## WHAT IS REQUIRED
Please copy the following items word for word.

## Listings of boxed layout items
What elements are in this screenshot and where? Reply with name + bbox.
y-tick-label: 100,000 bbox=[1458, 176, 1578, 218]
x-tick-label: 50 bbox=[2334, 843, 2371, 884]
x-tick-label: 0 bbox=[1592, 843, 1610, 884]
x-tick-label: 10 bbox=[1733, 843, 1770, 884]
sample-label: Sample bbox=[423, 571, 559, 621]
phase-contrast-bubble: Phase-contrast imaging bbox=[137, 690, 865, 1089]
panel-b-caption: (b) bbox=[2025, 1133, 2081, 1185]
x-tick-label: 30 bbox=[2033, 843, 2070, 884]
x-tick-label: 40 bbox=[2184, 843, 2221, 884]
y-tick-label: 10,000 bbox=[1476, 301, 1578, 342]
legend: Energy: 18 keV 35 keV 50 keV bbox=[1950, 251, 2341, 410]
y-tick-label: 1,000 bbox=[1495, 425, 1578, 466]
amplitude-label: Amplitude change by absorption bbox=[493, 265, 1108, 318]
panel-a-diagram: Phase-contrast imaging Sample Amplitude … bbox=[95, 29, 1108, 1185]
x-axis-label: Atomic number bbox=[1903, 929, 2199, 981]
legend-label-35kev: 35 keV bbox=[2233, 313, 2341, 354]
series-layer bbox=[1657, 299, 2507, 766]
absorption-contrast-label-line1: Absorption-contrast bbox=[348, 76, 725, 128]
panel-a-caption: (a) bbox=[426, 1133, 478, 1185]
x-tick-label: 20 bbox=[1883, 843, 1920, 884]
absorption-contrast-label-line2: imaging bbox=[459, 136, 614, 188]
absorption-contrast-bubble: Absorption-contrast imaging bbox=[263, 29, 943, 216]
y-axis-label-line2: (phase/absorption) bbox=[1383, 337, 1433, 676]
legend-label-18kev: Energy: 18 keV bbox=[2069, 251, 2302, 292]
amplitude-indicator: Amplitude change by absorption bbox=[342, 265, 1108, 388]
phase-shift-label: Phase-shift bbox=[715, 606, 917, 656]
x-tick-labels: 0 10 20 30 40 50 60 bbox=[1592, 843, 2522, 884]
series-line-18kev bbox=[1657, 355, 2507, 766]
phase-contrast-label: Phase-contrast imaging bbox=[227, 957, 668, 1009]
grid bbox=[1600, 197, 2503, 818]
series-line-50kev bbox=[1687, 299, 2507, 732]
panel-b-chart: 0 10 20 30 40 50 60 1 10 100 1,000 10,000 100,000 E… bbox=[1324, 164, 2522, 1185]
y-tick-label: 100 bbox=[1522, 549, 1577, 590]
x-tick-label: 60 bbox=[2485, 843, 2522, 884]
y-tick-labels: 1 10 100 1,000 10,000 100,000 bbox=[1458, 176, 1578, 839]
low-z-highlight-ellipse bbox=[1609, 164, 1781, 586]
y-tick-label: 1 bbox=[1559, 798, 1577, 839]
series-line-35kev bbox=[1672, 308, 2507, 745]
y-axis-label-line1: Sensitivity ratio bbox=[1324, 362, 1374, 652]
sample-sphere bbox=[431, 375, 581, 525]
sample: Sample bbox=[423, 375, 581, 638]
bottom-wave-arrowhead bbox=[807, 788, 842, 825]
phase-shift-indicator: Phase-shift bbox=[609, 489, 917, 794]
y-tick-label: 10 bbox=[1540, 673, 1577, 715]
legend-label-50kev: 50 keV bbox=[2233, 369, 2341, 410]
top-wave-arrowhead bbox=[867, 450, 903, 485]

## RESPONSE
What elements are in this screenshot and where? Reply with name + bbox.
y-tick-label: 100,000 bbox=[1458, 176, 1578, 218]
x-tick-label: 50 bbox=[2334, 843, 2371, 884]
x-tick-label: 0 bbox=[1592, 843, 1610, 884]
x-tick-label: 10 bbox=[1733, 843, 1770, 884]
sample-label: Sample bbox=[423, 571, 559, 621]
phase-contrast-bubble: Phase-contrast imaging bbox=[137, 690, 865, 1089]
panel-b-caption: (b) bbox=[2025, 1133, 2081, 1185]
x-tick-label: 30 bbox=[2033, 843, 2070, 884]
x-tick-label: 40 bbox=[2184, 843, 2221, 884]
y-tick-label: 10,000 bbox=[1476, 301, 1578, 342]
legend: Energy: 18 keV 35 keV 50 keV bbox=[1950, 251, 2341, 410]
y-tick-label: 1,000 bbox=[1495, 425, 1578, 466]
amplitude-label: Amplitude change by absorption bbox=[493, 265, 1108, 318]
panel-a-diagram: Phase-contrast imaging Sample Amplitude … bbox=[95, 29, 1108, 1185]
x-axis-label: Atomic number bbox=[1903, 929, 2199, 981]
legend-label-35kev: 35 keV bbox=[2233, 313, 2341, 354]
series-layer bbox=[1657, 299, 2507, 766]
absorption-contrast-label-line1: Absorption-contrast bbox=[348, 76, 725, 128]
panel-a-caption: (a) bbox=[426, 1133, 478, 1185]
x-tick-label: 20 bbox=[1883, 843, 1920, 884]
absorption-contrast-label-line2: imaging bbox=[459, 136, 614, 188]
absorption-contrast-bubble: Absorption-contrast imaging bbox=[263, 29, 943, 216]
y-axis-label-line2: (phase/absorption) bbox=[1383, 337, 1433, 676]
legend-label-18kev: Energy: 18 keV bbox=[2069, 251, 2302, 292]
amplitude-indicator: Amplitude change by absorption bbox=[342, 265, 1108, 388]
phase-shift-label: Phase-shift bbox=[715, 606, 917, 656]
x-tick-labels: 0 10 20 30 40 50 60 bbox=[1592, 843, 2522, 884]
series-line-18kev bbox=[1657, 355, 2507, 766]
phase-contrast-label: Phase-contrast imaging bbox=[227, 957, 668, 1009]
grid bbox=[1600, 197, 2503, 818]
series-line-50kev bbox=[1687, 299, 2507, 732]
panel-b-chart: 0 10 20 30 40 50 60 1 10 100 1,000 10,000 100,000 E… bbox=[1324, 164, 2522, 1185]
y-tick-label: 100 bbox=[1522, 549, 1577, 590]
x-tick-label: 60 bbox=[2485, 843, 2522, 884]
y-tick-labels: 1 10 100 1,000 10,000 100,000 bbox=[1458, 176, 1578, 839]
low-z-highlight-ellipse bbox=[1609, 164, 1781, 586]
y-tick-label: 1 bbox=[1559, 798, 1577, 839]
series-line-35kev bbox=[1672, 308, 2507, 745]
y-axis-label-line1: Sensitivity ratio bbox=[1324, 362, 1374, 652]
sample-sphere bbox=[431, 375, 581, 525]
sample: Sample bbox=[423, 375, 581, 638]
bottom-wave-arrowhead bbox=[807, 788, 842, 825]
phase-shift-indicator: Phase-shift bbox=[609, 489, 917, 794]
y-tick-label: 10 bbox=[1540, 673, 1577, 715]
legend-label-50kev: 50 keV bbox=[2233, 369, 2341, 410]
top-wave-arrowhead bbox=[867, 450, 903, 485]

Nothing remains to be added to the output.